# [Exercise]
All of the data needs to be repeated exactly.

Data entries:
---

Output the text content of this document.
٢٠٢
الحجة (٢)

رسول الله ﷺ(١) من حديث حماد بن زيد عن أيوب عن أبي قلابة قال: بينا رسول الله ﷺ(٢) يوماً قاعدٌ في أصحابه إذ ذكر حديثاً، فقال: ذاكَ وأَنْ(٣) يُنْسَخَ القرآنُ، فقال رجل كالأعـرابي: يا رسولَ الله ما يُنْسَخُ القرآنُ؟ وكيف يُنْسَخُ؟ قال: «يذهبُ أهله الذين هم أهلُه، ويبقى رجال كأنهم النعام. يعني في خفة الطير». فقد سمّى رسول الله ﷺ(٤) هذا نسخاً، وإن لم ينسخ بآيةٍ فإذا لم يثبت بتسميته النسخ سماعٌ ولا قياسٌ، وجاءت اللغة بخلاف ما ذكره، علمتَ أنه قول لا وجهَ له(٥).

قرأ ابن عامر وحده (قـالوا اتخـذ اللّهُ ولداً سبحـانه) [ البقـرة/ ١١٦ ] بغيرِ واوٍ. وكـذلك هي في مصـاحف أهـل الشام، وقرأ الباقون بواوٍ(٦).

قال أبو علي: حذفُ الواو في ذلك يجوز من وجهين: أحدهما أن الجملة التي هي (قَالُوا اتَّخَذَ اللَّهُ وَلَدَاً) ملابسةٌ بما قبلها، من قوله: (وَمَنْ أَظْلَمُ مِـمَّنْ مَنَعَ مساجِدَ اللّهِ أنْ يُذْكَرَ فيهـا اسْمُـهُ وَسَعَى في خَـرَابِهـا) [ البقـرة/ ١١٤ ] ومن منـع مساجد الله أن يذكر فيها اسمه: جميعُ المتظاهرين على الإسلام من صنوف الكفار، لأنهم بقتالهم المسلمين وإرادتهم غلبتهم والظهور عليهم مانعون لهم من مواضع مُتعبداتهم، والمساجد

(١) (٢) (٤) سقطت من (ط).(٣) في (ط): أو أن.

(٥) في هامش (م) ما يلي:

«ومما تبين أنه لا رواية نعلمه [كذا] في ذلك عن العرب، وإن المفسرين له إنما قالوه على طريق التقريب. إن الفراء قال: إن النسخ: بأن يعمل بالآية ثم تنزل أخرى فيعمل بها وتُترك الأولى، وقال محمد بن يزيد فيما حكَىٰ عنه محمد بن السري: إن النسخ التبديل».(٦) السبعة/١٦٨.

---

# [Correct response]
Output the text content of this document.
٢٠٢
الحجة (٢)

رسول الله ﷺ(١) من حديث حماد بن زيد عن أيوب عن أبي قلابة قال: بينا رسول الله ﷺ(٢) يوماً قاعدٌ في أصحابه إذ ذكر حديثاً، فقال: ذاكَ وأَنْ(٣) يُنْسَخَ القرآنُ، فقال رجل كالأعـرابي: يا رسولَ الله ما يُنْسَخُ القرآنُ؟ وكيف يُنْسَخُ؟ قال: «يذهبُ أهله الذين هم أهلُه، ويبقى رجال كأنهم النعام. يعني في خفة الطير». فقد سمّى رسول الله ﷺ(٤) هذا نسخاً، وإن لم ينسخ بآيةٍ فإذا لم يثبت بتسميته النسخ سماعٌ ولا قياسٌ، وجاءت اللغة بخلاف ما ذكره، علمتَ أنه قول لا وجهَ له(٥).

قرأ ابن عامر وحده (قـالوا اتخـذ اللّهُ ولداً سبحـانه) [ البقـرة/ ١١٦ ] بغيرِ واوٍ. وكـذلك هي في مصـاحف أهـل الشام، وقرأ الباقون بواوٍ(٦).

قال أبو علي: حذفُ الواو في ذلك يجوز من وجهين: أحدهما أن الجملة التي هي (قَالُوا اتَّخَذَ اللَّهُ وَلَدَاً) ملابسةٌ بما قبلها، من قوله: (وَمَنْ أَظْلَمُ مِـمَّنْ مَنَعَ مساجِدَ اللّهِ أنْ يُذْكَرَ فيهـا اسْمُـهُ وَسَعَى في خَـرَابِهـا) [ البقـرة/ ١١٤ ] ومن منـع مساجد الله أن يذكر فيها اسمه: جميعُ المتظاهرين على الإسلام من صنوف الكفار، لأنهم بقتالهم المسلمين وإرادتهم غلبتهم والظهور عليهم مانعون لهم من مواضع مُتعبداتهم، والمساجد

(١) (٢) (٤) سقطت من (ط).(٣) في (ط): أو أن.

(٥) في هامش (م) ما يلي:

«ومما تبين أنه لا رواية نعلمه [كذا] في ذلك عن العرب، وإن المفسرين له إنما قالوه على طريق التقريب. إن الفراء قال: إن النسخ: بأن يعمل بالآية ثم تنزل أخرى فيعمل بها وتُترك الأولى، وقال محمد بن يزيد فيما حكَىٰ عنه محمد بن السري: إن النسخ التبديل».(٦) السبعة/١٦٨.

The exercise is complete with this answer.